Esta é a Terra. Nossa casa. Ela tem sido o nosso lar por milênios. Não importa se acreditamos no evolucionismo ou criacionismo, ela não faz distinção. Nos recebeu de braços abertos. Nos deu generosamente abrigo, alimento e proteção. A Terra nos oferece diariamente tudo o que ela tem de mais precioso: água, solo fértil, calor e paisagens naturais deslumbrantes.

Todavia, gananciosos e prepotentes como somos, não demos devido valor a quem nos acolheu. Da mãe Terra, fomos extraindo tudo o que pudemos – simplesmente para nosso conforto e satisfação pessoal. Poluímos o ar, sujamos a água, derrubamos suas florestas e praticamente esgotamos seus recursos naturais.

---*---

__ETAPAS DO EXERCÍCIO__:
1. Responda com base no texto sobre a Terra:
(a) O que a Terra nos oferece diariamente?
(b) Com que finalidade fomos extraindo tudo o que pudemos da mãe Terra?
(c) O que fizemos com o ar?
2. Reproduza fielmente o trecho do texto sobre a Terra que começa em "Esta é a Terra." e prossegue até "seus recursos naturais.".
3. Enumere tudo o que, segundo o texto sobre a Terra, ela nos oferece diariamente.

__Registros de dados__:
---*---

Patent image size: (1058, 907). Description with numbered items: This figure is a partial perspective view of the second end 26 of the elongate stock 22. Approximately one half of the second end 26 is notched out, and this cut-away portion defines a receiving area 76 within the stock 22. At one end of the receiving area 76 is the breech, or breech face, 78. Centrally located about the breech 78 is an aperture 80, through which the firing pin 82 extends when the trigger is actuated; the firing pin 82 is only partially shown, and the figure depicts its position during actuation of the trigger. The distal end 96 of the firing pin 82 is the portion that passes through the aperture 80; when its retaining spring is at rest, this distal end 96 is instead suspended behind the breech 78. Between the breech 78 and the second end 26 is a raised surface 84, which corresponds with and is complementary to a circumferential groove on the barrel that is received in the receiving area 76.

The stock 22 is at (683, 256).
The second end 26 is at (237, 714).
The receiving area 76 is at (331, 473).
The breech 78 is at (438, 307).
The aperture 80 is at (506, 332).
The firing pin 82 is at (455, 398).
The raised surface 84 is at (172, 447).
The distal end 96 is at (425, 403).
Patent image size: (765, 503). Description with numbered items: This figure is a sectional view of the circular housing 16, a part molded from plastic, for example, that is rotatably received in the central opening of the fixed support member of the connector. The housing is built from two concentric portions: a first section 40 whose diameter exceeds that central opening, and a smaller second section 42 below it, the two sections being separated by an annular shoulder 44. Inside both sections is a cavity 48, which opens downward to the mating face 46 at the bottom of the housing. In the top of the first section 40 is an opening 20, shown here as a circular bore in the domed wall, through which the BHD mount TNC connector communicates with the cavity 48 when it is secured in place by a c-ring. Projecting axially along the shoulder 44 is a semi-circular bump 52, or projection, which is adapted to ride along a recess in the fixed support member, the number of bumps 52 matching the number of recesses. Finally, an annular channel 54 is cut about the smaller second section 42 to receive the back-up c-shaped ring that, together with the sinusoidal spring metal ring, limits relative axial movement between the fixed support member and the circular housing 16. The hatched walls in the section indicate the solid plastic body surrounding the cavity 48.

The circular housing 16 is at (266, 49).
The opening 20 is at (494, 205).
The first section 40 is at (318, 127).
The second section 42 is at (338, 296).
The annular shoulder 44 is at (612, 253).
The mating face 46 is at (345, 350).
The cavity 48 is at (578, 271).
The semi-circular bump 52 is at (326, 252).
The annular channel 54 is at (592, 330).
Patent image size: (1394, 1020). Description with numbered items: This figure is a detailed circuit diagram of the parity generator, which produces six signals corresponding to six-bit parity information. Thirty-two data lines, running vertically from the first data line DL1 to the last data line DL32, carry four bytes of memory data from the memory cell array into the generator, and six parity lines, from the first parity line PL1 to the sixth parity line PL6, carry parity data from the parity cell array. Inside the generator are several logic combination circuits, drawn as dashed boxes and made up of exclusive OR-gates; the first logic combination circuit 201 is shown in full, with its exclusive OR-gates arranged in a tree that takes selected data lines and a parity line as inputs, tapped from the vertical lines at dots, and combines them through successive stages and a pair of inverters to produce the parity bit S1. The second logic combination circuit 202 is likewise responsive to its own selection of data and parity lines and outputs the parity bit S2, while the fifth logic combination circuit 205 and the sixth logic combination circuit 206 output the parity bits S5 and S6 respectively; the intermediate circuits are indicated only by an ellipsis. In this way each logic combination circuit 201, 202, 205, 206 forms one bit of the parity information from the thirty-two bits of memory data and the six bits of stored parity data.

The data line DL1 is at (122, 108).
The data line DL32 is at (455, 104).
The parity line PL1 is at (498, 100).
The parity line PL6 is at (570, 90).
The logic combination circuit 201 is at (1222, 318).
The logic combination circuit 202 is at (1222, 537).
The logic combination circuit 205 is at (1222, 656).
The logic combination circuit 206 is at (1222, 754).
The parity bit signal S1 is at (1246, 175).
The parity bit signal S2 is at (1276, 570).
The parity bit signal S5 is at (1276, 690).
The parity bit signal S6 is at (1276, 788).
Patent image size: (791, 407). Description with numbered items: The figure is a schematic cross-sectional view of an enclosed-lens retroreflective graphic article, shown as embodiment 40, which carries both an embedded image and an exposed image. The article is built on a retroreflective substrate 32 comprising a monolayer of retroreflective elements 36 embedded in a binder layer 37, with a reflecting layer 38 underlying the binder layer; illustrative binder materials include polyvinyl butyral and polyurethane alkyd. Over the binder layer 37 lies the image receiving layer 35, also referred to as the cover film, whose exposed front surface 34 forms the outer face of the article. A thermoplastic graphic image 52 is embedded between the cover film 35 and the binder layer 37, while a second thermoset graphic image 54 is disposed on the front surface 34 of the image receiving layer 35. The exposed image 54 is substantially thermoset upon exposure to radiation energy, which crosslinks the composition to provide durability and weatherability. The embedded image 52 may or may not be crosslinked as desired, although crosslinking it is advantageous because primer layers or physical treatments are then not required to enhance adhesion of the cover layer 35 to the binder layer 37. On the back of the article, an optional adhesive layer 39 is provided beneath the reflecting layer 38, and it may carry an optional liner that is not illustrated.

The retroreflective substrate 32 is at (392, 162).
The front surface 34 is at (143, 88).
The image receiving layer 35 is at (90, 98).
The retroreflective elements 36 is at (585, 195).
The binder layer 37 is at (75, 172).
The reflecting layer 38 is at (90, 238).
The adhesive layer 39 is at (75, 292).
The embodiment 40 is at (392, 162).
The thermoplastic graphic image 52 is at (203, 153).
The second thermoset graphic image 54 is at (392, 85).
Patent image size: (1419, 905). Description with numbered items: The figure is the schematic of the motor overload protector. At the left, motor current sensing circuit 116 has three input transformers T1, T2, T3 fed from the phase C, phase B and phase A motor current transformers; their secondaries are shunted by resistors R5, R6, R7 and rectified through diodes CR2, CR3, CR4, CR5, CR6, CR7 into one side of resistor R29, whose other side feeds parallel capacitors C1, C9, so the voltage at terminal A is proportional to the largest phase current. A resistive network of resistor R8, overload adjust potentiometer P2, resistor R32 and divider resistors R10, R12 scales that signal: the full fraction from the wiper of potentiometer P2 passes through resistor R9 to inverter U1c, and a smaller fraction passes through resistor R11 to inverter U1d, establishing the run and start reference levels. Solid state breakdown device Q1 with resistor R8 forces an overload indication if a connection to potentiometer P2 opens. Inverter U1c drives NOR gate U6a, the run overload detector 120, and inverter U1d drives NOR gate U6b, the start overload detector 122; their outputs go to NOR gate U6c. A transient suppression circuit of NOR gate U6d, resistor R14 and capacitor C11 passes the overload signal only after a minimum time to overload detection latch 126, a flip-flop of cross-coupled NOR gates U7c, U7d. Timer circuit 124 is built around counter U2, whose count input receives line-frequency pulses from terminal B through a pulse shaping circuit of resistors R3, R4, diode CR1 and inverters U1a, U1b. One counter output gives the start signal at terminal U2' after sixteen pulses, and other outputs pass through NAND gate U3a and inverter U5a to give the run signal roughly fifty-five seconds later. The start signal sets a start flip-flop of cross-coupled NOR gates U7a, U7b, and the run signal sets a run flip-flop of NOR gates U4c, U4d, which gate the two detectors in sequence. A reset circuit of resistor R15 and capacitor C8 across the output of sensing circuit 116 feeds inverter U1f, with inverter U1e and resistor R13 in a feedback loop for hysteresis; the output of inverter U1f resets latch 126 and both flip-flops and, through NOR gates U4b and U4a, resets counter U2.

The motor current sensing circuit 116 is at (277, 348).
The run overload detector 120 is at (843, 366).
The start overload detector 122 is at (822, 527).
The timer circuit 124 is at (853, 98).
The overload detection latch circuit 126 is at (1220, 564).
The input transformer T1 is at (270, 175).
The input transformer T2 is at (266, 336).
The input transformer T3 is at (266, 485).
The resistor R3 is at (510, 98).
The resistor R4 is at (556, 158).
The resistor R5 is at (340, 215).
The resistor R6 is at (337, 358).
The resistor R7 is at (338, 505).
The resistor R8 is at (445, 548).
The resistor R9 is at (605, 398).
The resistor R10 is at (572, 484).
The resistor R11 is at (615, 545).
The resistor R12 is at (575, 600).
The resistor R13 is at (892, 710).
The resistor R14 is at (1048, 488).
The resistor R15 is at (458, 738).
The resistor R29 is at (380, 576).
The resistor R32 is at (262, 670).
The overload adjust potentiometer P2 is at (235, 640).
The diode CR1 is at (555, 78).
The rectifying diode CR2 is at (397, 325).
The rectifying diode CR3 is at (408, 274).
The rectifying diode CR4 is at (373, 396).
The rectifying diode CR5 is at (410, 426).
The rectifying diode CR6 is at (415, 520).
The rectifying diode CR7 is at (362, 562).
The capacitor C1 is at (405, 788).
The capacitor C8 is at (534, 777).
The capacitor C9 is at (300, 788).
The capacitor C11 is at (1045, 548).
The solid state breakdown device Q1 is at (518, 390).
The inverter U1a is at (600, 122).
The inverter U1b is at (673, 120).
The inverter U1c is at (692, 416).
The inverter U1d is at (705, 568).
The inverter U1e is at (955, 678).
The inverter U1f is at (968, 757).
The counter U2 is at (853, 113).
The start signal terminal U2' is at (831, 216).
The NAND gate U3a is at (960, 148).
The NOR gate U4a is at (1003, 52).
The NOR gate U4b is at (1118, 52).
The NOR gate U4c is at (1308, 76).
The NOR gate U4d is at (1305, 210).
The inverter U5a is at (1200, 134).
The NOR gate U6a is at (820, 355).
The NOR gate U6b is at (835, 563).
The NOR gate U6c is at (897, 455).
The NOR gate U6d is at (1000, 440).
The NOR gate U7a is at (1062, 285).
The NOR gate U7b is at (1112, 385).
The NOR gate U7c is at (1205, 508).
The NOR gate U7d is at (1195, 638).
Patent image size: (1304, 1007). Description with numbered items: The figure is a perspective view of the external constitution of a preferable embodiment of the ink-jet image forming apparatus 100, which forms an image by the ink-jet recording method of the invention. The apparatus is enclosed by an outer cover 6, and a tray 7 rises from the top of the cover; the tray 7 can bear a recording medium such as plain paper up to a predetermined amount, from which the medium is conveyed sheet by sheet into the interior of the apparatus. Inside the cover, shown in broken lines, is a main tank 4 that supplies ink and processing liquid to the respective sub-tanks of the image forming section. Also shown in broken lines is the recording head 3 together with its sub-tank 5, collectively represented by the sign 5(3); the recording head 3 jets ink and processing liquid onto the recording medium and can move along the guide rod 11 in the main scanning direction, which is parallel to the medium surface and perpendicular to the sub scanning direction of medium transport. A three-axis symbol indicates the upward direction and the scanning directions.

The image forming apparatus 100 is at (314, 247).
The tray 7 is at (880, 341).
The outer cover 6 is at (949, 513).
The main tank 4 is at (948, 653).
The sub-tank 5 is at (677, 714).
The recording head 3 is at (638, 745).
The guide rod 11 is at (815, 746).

---*---

__RESPOSTAS POR TAREFA__:
1.
(a) Água, solo fértil, calor e paisagens naturais deslumbrantes.
(b) Simplesmente para nosso conforto e satisfação pessoal.
(c) Nós o poluímos.

2.
Esta é a Terra. Nossa casa. Ela tem sido o nosso lar por milênios. Não importa se acreditamos no evolucionismo ou criacionismo, ela não faz distinção. Nos recebeu de braços abertos. Nos deu generosamente abrigo, alimento e proteção. A Terra nos oferece diariamente tudo o que ela tem de mais precioso: água, solo fértil, calor e paisagens naturais deslumbrantes.

Todavia, gananciosos e prepotentes como somos, não demos devido valor a quem nos acolheu. Da mãe Terra, fomos extraindo tudo o que pudemos – simplesmente para nosso conforto e satisfação pessoal. Poluímos o ar, sujamos a água, derrubamos suas florestas e praticamente esgotamos seus recursos naturais.

3.
Água
Solo fértil
Calor
Paisagens naturais deslumbrantes